══ DATASET

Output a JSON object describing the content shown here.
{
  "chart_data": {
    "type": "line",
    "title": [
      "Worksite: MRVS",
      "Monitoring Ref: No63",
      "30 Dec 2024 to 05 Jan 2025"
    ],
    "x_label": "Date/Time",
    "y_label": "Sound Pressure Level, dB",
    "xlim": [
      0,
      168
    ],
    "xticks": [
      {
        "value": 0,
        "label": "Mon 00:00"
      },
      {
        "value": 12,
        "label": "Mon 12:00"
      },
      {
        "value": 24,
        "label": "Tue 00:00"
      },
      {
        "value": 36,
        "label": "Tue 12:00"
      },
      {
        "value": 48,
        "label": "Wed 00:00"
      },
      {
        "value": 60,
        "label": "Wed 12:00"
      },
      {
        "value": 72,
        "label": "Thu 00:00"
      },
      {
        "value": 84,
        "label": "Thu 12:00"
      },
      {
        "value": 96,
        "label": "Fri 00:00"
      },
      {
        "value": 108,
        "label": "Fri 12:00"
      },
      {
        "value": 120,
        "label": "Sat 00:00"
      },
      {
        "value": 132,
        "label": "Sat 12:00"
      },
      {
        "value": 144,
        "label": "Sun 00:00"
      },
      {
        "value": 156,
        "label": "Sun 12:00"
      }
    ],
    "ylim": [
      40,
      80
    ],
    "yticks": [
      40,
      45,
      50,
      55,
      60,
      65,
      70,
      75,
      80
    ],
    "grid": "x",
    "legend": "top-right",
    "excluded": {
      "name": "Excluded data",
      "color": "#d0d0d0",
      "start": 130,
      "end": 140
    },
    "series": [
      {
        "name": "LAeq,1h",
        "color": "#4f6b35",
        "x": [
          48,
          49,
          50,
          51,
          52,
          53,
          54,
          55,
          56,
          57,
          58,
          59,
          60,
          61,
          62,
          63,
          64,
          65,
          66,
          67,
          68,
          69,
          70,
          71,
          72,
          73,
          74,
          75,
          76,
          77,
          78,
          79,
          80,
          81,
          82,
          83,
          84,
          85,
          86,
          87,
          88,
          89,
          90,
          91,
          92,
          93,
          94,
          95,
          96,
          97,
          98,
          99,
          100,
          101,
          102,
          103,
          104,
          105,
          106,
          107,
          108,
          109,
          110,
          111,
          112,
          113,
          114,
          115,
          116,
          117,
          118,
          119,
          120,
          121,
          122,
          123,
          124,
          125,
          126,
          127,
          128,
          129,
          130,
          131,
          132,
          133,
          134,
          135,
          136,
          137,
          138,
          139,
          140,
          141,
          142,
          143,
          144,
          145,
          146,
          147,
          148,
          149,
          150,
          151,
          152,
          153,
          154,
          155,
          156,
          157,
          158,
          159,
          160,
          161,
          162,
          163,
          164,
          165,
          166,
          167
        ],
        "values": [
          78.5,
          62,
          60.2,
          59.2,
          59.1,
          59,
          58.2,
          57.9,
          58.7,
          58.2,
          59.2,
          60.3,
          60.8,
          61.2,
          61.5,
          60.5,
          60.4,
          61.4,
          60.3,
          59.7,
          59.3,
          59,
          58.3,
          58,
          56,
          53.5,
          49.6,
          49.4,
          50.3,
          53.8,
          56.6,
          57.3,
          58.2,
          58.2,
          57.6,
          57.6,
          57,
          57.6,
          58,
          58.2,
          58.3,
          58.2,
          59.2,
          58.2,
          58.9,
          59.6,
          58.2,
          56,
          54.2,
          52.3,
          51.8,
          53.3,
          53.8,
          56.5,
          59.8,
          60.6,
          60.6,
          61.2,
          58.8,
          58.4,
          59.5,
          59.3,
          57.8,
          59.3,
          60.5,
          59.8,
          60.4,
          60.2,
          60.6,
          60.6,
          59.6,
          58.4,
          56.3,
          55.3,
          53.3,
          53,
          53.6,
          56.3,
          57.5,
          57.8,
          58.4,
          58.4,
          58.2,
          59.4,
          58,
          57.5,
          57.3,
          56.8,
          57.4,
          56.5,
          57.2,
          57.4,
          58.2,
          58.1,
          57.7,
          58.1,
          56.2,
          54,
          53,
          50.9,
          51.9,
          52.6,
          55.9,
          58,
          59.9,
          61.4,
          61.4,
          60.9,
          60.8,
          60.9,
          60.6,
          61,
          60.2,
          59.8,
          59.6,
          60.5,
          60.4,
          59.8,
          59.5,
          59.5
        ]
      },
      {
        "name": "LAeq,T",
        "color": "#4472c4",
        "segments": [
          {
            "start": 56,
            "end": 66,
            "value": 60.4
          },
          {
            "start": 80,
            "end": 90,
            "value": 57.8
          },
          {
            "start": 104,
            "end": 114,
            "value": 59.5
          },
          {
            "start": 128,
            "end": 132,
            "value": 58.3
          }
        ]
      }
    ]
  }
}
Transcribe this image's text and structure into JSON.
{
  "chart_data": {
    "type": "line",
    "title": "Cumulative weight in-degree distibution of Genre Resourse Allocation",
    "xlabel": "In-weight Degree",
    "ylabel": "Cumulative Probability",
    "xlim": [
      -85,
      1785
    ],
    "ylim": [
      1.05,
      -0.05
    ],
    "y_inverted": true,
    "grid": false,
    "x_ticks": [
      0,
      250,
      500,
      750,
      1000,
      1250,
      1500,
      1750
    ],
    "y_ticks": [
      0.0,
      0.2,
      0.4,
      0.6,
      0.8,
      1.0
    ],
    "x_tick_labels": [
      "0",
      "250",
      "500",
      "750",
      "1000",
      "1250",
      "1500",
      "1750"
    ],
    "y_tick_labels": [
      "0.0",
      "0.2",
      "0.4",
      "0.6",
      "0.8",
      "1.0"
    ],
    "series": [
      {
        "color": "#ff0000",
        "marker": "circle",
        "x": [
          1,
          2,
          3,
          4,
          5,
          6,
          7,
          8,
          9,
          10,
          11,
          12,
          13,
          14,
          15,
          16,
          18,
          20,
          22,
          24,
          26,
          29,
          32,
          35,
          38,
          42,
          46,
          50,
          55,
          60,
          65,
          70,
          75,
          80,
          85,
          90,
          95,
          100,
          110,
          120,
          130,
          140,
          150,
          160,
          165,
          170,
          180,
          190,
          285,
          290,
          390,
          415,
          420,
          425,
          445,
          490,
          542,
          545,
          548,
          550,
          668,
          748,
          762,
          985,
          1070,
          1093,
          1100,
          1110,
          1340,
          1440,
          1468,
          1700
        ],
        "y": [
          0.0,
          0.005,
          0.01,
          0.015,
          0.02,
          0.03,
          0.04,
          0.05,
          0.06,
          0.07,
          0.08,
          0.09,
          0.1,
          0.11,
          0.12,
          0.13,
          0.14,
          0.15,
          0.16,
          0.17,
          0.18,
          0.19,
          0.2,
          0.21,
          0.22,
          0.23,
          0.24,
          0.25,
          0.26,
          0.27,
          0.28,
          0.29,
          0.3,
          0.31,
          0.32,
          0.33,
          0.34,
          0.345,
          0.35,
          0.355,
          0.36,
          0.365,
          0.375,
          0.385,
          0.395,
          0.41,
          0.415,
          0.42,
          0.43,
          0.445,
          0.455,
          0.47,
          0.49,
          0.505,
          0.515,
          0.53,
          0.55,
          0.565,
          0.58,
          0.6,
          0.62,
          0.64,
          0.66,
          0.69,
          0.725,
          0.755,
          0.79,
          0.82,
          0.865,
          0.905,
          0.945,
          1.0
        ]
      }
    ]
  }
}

════

**WHAT THIS TASK INVOLVES:** Return each line of the listing that holds the string "name".

**RESULT FOR THIS TASK:**
      "name": "Excluded data",
        "name": "LAeq,1h",
        "name": "LAeq,T",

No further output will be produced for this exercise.